Given instruction: Extract every line from the records below that contains the word "Norvège".
-- BEGIN --
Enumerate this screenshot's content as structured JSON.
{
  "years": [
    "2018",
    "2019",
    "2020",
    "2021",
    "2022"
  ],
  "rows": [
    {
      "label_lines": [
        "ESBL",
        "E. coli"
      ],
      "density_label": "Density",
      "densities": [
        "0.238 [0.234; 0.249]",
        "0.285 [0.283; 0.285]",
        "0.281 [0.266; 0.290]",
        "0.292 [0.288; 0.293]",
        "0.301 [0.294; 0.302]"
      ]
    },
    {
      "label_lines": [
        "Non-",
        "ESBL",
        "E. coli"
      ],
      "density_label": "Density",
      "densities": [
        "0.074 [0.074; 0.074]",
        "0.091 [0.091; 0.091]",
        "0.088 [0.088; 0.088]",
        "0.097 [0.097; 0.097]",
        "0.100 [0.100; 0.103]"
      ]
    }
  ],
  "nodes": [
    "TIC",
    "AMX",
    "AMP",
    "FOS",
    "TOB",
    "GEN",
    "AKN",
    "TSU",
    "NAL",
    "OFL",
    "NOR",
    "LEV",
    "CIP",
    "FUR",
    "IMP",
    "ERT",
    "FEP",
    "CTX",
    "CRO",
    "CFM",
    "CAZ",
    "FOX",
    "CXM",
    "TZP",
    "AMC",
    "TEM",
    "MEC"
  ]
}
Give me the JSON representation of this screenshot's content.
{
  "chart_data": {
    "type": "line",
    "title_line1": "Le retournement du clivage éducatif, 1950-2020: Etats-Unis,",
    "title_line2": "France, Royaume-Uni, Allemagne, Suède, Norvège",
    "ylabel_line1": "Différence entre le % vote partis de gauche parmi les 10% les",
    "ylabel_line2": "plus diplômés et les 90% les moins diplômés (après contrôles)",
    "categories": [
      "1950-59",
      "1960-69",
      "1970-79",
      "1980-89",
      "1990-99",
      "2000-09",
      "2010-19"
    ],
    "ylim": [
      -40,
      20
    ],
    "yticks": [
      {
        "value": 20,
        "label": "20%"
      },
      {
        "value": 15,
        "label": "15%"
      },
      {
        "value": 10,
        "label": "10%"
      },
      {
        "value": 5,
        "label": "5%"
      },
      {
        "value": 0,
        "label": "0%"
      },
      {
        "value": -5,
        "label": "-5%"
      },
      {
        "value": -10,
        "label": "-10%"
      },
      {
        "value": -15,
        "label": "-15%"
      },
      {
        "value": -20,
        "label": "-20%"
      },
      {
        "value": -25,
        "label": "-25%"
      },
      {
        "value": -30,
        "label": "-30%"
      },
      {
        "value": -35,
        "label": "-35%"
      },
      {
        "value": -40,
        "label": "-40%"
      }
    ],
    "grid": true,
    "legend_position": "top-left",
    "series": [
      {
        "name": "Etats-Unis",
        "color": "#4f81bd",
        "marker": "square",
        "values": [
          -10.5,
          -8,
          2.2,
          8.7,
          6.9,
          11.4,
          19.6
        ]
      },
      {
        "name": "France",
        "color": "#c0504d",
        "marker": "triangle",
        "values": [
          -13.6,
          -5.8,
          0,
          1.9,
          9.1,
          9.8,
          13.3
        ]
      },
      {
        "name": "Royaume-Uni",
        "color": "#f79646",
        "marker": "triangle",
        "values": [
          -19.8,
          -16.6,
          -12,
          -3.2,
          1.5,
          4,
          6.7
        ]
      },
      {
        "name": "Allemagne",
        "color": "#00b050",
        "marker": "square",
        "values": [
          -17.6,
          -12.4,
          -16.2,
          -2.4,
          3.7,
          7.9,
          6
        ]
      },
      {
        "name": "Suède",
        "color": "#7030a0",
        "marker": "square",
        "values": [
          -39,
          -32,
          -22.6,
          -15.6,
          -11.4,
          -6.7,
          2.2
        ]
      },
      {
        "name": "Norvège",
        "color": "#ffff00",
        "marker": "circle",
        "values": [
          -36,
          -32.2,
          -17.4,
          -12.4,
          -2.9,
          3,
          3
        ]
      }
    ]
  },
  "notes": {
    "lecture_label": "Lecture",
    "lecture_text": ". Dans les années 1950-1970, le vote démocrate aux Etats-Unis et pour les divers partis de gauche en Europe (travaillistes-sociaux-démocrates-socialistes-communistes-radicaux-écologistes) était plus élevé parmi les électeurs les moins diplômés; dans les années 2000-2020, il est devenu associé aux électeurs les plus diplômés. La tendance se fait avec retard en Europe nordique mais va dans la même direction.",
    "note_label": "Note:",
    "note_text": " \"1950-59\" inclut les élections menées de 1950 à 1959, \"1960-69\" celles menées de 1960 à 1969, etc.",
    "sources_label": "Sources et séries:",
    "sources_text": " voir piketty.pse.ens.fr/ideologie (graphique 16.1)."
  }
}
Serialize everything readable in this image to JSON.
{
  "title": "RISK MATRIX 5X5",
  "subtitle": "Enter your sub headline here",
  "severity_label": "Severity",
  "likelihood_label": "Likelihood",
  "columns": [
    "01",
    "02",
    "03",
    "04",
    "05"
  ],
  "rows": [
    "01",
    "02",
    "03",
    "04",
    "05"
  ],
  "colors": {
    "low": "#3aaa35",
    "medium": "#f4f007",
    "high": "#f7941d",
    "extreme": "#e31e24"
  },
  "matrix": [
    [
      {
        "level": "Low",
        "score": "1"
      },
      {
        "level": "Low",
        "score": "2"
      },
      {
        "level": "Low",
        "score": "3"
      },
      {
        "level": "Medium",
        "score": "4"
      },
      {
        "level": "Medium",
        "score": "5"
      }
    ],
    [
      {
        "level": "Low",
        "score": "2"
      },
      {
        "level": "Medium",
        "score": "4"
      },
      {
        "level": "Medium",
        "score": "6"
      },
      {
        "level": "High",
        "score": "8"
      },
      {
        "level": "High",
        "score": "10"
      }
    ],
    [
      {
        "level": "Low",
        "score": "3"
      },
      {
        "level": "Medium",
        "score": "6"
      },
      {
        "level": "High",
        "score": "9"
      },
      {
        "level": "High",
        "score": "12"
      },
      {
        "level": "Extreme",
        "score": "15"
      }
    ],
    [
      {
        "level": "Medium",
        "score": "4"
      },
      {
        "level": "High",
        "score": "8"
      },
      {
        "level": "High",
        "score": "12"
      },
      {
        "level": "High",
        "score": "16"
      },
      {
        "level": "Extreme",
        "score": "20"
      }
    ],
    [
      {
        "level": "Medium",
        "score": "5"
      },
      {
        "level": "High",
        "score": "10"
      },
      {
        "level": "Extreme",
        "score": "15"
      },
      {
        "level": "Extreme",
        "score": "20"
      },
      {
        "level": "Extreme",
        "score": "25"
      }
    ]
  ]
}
-- END --
Solution:
    "title_line2": "France, Royaume-Uni, Allemagne, Suède, Norvège",
        "name": "Norvège",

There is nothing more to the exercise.